= What you have to do =
Locate all lines in the data below that hold "Capítulo" and show them.

= Records shown =
╭──

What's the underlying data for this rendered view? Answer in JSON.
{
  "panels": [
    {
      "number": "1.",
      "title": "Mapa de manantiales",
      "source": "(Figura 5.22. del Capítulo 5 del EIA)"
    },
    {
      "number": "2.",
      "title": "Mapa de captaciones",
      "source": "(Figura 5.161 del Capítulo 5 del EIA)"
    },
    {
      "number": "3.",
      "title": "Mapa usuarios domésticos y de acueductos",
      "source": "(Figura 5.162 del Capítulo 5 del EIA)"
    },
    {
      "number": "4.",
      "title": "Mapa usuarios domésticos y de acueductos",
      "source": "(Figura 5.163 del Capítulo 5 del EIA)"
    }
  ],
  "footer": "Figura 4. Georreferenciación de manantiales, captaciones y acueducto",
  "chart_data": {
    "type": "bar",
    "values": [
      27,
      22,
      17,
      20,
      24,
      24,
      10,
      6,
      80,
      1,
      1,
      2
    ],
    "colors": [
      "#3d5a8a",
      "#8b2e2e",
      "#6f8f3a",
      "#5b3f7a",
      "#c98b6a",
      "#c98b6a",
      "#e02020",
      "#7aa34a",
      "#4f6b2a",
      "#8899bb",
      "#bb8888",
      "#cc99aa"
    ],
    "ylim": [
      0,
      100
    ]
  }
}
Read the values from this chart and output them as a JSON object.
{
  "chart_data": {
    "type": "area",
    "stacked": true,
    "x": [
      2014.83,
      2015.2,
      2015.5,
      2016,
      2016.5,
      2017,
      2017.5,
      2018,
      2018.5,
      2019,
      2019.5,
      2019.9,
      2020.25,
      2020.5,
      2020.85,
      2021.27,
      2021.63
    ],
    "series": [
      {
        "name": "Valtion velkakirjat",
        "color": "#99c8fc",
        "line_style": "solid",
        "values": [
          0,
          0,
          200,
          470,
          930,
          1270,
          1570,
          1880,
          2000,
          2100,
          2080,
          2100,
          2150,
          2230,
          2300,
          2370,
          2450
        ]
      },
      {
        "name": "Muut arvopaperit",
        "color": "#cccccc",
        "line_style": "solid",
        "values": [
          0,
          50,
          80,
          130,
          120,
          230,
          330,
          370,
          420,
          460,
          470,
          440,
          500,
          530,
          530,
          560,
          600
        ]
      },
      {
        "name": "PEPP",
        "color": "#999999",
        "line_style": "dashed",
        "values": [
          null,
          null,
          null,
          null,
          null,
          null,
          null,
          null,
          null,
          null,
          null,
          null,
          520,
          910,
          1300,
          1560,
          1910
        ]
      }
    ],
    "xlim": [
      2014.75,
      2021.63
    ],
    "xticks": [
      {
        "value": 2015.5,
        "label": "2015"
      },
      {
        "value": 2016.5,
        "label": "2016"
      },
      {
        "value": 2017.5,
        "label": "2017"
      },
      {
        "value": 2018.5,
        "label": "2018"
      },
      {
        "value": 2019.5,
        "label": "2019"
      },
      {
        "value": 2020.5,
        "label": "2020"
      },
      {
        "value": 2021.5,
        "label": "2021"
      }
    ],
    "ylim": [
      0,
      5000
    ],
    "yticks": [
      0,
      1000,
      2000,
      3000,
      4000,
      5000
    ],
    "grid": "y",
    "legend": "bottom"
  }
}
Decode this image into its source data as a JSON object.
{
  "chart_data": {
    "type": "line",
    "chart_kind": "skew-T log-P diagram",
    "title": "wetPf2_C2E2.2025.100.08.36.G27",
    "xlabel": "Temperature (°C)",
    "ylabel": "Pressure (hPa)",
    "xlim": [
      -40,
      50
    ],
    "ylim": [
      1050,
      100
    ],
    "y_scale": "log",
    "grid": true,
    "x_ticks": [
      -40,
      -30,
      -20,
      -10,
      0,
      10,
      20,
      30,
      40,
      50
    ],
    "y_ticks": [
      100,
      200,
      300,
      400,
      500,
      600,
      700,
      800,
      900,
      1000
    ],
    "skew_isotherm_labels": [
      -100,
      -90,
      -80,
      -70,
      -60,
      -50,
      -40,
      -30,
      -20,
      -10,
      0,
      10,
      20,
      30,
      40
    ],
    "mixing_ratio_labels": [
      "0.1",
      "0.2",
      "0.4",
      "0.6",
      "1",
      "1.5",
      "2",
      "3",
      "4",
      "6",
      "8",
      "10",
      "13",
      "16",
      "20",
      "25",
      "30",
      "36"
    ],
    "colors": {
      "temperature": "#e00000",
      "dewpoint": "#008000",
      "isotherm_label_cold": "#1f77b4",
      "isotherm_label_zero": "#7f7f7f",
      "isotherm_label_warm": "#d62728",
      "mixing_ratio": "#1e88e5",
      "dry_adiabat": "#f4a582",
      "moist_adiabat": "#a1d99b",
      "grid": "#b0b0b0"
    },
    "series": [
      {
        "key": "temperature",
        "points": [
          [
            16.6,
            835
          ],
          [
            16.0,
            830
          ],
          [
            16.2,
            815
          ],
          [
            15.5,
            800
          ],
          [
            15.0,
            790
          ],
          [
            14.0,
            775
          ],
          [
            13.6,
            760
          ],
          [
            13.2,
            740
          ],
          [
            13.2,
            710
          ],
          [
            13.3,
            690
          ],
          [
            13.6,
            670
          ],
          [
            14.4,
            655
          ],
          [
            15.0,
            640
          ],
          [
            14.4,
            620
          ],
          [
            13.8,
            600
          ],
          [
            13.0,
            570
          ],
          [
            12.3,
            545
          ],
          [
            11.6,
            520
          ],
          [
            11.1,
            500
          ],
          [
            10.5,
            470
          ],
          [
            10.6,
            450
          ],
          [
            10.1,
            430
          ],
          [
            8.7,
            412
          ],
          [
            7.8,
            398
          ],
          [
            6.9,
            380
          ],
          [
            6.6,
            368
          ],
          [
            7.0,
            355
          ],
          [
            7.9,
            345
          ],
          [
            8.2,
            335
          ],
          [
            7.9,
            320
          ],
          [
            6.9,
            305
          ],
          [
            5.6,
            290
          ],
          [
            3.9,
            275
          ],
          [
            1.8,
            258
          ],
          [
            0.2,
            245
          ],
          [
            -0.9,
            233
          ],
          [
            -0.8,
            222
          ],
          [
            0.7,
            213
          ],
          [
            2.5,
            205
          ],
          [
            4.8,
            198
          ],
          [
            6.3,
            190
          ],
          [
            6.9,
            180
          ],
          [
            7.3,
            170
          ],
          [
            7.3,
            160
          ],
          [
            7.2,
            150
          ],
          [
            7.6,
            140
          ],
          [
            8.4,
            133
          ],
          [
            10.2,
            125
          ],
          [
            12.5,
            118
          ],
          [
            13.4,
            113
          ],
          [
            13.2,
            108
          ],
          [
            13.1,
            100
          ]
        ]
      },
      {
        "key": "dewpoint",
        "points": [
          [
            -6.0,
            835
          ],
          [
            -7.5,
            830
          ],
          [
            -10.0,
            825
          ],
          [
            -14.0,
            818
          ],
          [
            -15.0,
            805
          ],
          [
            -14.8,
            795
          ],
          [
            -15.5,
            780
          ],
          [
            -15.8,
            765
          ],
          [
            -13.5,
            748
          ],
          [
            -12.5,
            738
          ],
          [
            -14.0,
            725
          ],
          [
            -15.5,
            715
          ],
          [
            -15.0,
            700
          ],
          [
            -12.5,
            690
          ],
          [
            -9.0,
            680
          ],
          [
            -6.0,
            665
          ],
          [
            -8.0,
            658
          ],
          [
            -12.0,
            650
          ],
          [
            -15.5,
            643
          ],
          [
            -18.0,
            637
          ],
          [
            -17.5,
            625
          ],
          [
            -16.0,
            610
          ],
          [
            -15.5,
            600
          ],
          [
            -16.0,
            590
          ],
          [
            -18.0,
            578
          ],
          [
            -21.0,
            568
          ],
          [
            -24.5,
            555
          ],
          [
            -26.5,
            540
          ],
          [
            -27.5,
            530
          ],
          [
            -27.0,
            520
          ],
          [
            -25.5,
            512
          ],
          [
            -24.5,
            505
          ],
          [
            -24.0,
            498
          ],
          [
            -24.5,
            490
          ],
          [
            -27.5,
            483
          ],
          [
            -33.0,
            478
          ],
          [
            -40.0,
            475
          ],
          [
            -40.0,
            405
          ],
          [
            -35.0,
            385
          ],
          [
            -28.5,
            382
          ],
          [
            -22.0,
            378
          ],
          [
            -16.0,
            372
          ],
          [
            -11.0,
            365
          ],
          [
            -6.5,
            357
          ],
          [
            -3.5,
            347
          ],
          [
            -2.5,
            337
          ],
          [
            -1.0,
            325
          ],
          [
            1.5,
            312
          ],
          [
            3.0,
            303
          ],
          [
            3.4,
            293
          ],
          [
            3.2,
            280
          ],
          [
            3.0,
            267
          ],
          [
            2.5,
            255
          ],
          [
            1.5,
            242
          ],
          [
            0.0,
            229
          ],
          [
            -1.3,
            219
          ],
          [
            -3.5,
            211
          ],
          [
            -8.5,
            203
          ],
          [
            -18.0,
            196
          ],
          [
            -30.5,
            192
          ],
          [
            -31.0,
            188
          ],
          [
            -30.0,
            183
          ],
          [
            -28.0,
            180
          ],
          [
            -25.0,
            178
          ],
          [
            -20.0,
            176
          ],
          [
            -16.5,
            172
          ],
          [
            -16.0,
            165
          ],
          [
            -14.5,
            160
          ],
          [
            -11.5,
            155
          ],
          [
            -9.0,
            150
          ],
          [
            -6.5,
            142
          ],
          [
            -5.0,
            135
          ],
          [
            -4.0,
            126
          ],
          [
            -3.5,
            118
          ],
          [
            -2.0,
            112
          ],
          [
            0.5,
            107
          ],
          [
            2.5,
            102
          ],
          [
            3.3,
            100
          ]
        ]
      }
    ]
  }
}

╰──

= Solved problem =
      "source": "(Figura 5.22. del Capítulo 5 del EIA)"
      "source": "(Figura 5.161 del Capítulo 5 del EIA)"
      "source": "(Figura 5.162 del Capítulo 5 del EIA)"
      "source": "(Figura 5.163 del Capítulo 5 del EIA)"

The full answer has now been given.